> Written instruction: Copy all lines of the listing that include the string "text".

> Record list:
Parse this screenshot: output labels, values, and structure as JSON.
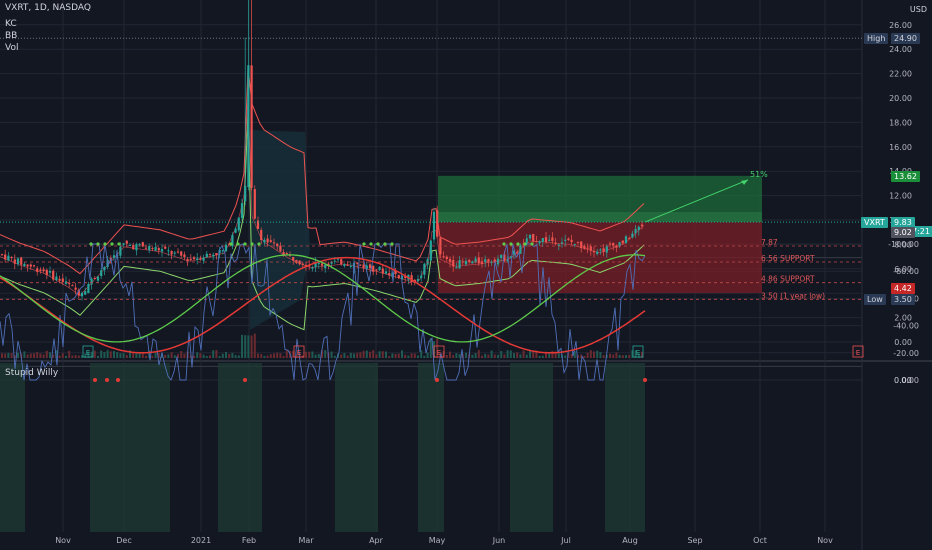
{
  "symbol_line": "VXRT, 1D, NASDAQ",
  "indicators": [
    "KC",
    "BB",
    "Vol"
  ],
  "currency": "USD",
  "colors": {
    "bg": "#131722",
    "grid": "#232733",
    "candle_up": "#26a69a",
    "candle_down": "#ef5350",
    "profit": "#1e6b3a",
    "loss": "#7a1f26",
    "keltner": "#ef5350",
    "bollinger_lower": "#8bd66b",
    "osc_line": "#4f6fb8",
    "signal_red": "#e53935",
    "signal_green": "#5ecb4a"
  },
  "chart_data": [
    {
      "type": "candlestick",
      "ylim": [
        -0.4,
        26.3
      ],
      "y_ticks": [
        "26.00",
        "24.00",
        "22.00",
        "20.00",
        "18.00",
        "16.00",
        "14.00",
        "12.00",
        "10.00",
        "8.00",
        "6.00",
        "4.00",
        "2.00",
        "0.00"
      ],
      "x_ticks": [
        "Nov",
        "Dec",
        "2021",
        "Feb",
        "Mar",
        "Apr",
        "May",
        "Jun",
        "Jul",
        "Aug",
        "Sep",
        "Oct",
        "Nov"
      ],
      "price_labels": [
        {
          "name": "High",
          "value": "24.90",
          "numeric": 24.9
        },
        {
          "name": "",
          "value": "13.62",
          "numeric": 13.62
        },
        {
          "name": "VXRT",
          "value": "9.83",
          "numeric": 9.83,
          "sub": "04:37:21"
        },
        {
          "name": "",
          "value": "9.02",
          "numeric": 9.02
        },
        {
          "name": "",
          "value": "4.42",
          "numeric": 4.42
        },
        {
          "name": "Low",
          "value": "3.50",
          "numeric": 3.5
        }
      ],
      "annotations": [
        {
          "text": "7.87",
          "numeric": 7.87
        },
        {
          "text": "6.56 SUPPORT",
          "numeric": 6.56
        },
        {
          "text": "4.86 SUPPORT",
          "numeric": 4.86
        },
        {
          "text": "3.50 (1 year low)",
          "numeric": 3.5
        }
      ],
      "support_lines": [
        7.87,
        6.56,
        4.86,
        3.5
      ],
      "projection": {
        "label": "51%",
        "entry": 9.83,
        "target": 13.62,
        "stop": 4.42
      },
      "earnings_markers": [
        "E",
        "E",
        "E",
        "E",
        "E"
      ],
      "description": "Daily candlesticks with Keltner channel and Bollinger bands; spike to 24.90 in early February 2021, consolidation between about 6.5 and 10 from May to August 2021."
    },
    {
      "type": "line",
      "title": "Stupid Willy",
      "ylim": [
        -105,
        3
      ],
      "y_ticks": [
        "0.00",
        "-20.00",
        "-40.00",
        "-60.00",
        "-80.00",
        "-100.00"
      ],
      "series_colors": [
        "#4f6fb8",
        "#5ecb4a",
        "#e53935"
      ]
    }
  ]
}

> Reply:
          "text": "7.87",
          "text": "6.56 SUPPORT",
          "text": "4.86 SUPPORT",
          "text": "3.50 (1 year low)",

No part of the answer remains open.